Copy every line that holds "name".

Stored data entries:
═══
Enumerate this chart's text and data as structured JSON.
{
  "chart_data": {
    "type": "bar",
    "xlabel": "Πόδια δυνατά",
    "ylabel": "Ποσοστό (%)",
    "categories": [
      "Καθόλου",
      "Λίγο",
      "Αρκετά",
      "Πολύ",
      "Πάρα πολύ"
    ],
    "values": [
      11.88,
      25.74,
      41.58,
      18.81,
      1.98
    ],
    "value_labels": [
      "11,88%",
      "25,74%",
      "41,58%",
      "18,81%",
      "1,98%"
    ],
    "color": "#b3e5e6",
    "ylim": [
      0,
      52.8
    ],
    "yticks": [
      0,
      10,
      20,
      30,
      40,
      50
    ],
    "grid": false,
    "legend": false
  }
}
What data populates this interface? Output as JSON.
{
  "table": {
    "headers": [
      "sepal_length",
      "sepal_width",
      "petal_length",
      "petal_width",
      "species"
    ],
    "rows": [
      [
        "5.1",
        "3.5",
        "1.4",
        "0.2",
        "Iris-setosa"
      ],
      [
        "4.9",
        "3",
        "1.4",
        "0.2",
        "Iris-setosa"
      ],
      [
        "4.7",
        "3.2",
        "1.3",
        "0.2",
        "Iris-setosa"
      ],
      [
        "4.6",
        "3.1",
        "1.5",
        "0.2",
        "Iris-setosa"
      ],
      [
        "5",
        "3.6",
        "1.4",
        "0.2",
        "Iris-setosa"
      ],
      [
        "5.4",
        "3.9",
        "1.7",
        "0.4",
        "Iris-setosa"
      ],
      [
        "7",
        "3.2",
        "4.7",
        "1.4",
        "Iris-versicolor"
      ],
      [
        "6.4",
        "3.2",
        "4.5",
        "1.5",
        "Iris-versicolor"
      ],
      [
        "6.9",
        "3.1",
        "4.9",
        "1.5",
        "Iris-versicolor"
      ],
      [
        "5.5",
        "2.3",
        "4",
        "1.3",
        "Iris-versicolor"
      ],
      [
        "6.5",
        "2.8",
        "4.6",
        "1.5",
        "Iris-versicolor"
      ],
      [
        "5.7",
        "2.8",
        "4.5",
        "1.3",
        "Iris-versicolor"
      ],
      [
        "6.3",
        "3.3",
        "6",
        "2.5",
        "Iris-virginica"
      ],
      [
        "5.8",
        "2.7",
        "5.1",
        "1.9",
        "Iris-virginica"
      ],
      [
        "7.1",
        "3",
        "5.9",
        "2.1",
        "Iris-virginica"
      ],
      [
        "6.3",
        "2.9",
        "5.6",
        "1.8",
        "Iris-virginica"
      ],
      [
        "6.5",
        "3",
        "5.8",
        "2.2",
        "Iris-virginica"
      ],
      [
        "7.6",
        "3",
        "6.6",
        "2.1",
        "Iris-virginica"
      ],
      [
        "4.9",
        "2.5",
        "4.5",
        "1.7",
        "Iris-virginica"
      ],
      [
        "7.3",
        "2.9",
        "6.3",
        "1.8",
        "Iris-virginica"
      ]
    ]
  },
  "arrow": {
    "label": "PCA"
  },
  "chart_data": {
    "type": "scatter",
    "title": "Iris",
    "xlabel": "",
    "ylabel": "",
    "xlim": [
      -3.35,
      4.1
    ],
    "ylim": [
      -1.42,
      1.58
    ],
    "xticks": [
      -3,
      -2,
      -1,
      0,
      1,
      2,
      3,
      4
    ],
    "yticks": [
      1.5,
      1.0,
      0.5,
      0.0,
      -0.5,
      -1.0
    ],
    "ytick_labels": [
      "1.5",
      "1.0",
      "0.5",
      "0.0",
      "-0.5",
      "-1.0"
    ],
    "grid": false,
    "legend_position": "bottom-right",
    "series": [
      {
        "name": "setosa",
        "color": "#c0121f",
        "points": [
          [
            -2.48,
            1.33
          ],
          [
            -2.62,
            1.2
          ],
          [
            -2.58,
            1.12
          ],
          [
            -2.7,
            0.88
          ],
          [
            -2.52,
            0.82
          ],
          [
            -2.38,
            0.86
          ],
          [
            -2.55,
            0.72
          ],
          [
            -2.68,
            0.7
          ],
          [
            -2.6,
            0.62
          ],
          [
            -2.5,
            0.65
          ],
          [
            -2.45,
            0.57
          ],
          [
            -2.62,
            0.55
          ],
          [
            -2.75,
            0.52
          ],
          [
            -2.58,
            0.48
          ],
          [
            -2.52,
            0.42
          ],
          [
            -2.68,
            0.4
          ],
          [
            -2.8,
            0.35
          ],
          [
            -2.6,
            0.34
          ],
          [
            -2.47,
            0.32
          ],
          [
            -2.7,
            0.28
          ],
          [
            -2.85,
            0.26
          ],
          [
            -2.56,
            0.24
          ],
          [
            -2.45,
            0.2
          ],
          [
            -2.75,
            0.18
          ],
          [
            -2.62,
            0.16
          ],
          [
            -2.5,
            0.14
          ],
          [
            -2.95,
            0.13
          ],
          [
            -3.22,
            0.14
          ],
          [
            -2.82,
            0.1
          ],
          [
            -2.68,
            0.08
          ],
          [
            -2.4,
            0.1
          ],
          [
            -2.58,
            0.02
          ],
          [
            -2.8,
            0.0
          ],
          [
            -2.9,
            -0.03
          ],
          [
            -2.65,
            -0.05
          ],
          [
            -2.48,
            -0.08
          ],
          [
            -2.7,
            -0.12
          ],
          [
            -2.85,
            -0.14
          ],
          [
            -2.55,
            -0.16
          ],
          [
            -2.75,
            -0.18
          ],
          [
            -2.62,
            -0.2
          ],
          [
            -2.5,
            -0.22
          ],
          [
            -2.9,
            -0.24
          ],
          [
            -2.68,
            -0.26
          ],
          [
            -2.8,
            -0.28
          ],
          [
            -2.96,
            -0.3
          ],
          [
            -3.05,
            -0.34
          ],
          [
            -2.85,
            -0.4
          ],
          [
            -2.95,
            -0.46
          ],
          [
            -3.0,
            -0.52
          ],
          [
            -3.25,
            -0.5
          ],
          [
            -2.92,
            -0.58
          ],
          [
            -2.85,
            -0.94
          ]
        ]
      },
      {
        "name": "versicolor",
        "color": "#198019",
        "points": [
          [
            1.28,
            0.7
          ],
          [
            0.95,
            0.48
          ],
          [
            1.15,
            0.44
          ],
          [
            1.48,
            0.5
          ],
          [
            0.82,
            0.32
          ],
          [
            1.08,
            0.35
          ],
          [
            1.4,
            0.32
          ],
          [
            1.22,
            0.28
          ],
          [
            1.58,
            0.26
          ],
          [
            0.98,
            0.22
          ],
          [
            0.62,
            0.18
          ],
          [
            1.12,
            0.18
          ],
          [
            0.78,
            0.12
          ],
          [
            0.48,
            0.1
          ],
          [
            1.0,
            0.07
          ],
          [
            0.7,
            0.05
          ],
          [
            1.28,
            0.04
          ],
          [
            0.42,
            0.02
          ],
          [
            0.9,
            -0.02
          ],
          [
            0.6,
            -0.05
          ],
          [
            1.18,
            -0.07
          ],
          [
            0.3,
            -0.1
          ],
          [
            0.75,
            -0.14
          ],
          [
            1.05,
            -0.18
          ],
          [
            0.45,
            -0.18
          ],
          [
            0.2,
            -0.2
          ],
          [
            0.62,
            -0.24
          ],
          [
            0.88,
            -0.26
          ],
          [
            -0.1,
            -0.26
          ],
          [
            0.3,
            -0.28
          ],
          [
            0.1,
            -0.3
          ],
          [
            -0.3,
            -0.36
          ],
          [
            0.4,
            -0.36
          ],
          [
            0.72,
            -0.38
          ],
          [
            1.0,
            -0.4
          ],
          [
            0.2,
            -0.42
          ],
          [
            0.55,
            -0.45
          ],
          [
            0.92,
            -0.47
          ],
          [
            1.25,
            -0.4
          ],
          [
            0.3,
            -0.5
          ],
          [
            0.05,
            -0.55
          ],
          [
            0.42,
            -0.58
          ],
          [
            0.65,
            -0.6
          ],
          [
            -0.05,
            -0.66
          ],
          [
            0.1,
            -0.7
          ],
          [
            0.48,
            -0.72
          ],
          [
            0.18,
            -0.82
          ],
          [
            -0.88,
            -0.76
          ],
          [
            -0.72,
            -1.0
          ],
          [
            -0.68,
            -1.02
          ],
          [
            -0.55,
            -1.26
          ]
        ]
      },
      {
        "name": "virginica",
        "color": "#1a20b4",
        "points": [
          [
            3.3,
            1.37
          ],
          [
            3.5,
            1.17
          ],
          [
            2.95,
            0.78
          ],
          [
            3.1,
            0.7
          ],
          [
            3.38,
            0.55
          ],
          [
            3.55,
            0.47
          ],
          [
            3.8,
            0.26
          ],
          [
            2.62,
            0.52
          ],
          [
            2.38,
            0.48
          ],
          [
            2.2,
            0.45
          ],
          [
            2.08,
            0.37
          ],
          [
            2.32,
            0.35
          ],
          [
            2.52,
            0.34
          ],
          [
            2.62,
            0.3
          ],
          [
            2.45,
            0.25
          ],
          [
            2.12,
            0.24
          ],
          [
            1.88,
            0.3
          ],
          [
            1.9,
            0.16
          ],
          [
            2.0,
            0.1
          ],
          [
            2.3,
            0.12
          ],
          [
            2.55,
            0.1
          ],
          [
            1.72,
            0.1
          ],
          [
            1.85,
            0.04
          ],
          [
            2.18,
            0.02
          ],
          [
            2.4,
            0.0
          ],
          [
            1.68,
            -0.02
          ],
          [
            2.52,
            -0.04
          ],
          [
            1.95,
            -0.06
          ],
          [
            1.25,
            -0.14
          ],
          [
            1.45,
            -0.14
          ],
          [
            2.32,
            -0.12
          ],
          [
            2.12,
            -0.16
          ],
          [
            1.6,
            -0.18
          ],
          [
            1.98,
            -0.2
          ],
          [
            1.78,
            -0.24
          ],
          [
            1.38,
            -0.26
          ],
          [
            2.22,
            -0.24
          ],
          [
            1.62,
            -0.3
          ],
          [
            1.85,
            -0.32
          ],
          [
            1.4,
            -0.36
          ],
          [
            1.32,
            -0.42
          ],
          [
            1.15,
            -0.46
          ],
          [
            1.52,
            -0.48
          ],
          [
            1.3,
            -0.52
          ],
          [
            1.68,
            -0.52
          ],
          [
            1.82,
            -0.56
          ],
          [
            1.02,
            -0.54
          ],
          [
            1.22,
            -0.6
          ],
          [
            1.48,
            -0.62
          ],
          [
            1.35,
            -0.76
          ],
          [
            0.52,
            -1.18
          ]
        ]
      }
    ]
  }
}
═══
> OUTPUT FOR THIS EXERCISE
        "name": "setosa",
        "name": "versicolor",
        "name": "virginica",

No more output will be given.